Work instructions:
Reply with every entry, repeated exactly as given.

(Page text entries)

⁂

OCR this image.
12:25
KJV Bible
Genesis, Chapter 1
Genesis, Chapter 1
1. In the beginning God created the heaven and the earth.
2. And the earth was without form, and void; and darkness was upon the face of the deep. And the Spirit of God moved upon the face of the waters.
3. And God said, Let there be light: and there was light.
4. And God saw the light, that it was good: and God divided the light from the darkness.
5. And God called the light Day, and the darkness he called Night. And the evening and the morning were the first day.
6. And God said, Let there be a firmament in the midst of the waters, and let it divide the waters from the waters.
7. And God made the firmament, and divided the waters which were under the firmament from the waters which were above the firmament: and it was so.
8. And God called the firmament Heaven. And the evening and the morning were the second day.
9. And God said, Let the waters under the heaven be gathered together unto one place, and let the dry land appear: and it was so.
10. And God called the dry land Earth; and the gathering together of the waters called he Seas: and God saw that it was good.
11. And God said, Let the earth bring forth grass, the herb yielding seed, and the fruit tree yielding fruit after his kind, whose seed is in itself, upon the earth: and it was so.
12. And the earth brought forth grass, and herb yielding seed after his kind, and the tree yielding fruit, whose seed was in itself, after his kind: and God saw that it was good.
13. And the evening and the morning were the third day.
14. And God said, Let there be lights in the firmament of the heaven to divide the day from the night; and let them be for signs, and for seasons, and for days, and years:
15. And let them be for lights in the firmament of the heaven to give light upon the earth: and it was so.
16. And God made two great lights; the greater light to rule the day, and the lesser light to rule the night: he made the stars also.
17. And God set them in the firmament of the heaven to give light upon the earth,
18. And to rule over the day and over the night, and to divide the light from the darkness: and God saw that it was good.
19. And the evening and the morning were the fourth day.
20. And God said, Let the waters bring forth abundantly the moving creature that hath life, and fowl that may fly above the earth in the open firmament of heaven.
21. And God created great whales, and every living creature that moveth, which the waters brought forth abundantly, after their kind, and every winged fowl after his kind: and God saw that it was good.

⁂

Answer section:
OCR this image.
12:25
KJV Bible
Genesis, Chapter 1
Genesis, Chapter 1
1. In the beginning God created the heaven and the earth.
2. And the earth was without form, and void; and darkness was upon the face of the deep. And the Spirit of God moved upon the face of the waters.
3. And God said, Let there be light: and there was light.
4. And God saw the light, that it was good: and God divided the light from the darkness.
5. And God called the light Day, and the darkness he called Night. And the evening and the morning were the first day.
6. And God said, Let there be a firmament in the midst of the waters, and let it divide the waters from the waters.
7. And God made the firmament, and divided the waters which were under the firmament from the waters which were above the firmament: and it was so.
8. And God called the firmament Heaven. And the evening and the morning were the second day.
9. And God said, Let the waters under the heaven be gathered together unto one place, and let the dry land appear: and it was so.
10. And God called the dry land Earth; and the gathering together of the waters called he Seas: and God saw that it was good.
11. And God said, Let the earth bring forth grass, the herb yielding seed, and the fruit tree yielding fruit after his kind, whose seed is in itself, upon the earth: and it was so.
12. And the earth brought forth grass, and herb yielding seed after his kind, and the tree yielding fruit, whose seed was in itself, after his kind: and God saw that it was good.
13. And the evening and the morning were the third day.
14. And God said, Let there be lights in the firmament of the heaven to divide the day from the night; and let them be for signs, and for seasons, and for days, and years:
15. And let them be for lights in the firmament of the heaven to give light upon the earth: and it was so.
16. And God made two great lights; the greater light to rule the day, and the lesser light to rule the night: he made the stars also.
17. And God set them in the firmament of the heaven to give light upon the earth,
18. And to rule over the day and over the night, and to divide the light from the darkness: and God saw that it was good.
19. And the evening and the morning were the fourth day.
20. And God said, Let the waters bring forth abundantly the moving creature that hath life, and fowl that may fly above the earth in the open firmament of heaven.
21. And God created great whales, and every living creature that moveth, which the waters brought forth abundantly, after their kind, and every winged fowl after his kind: and God saw that it was good.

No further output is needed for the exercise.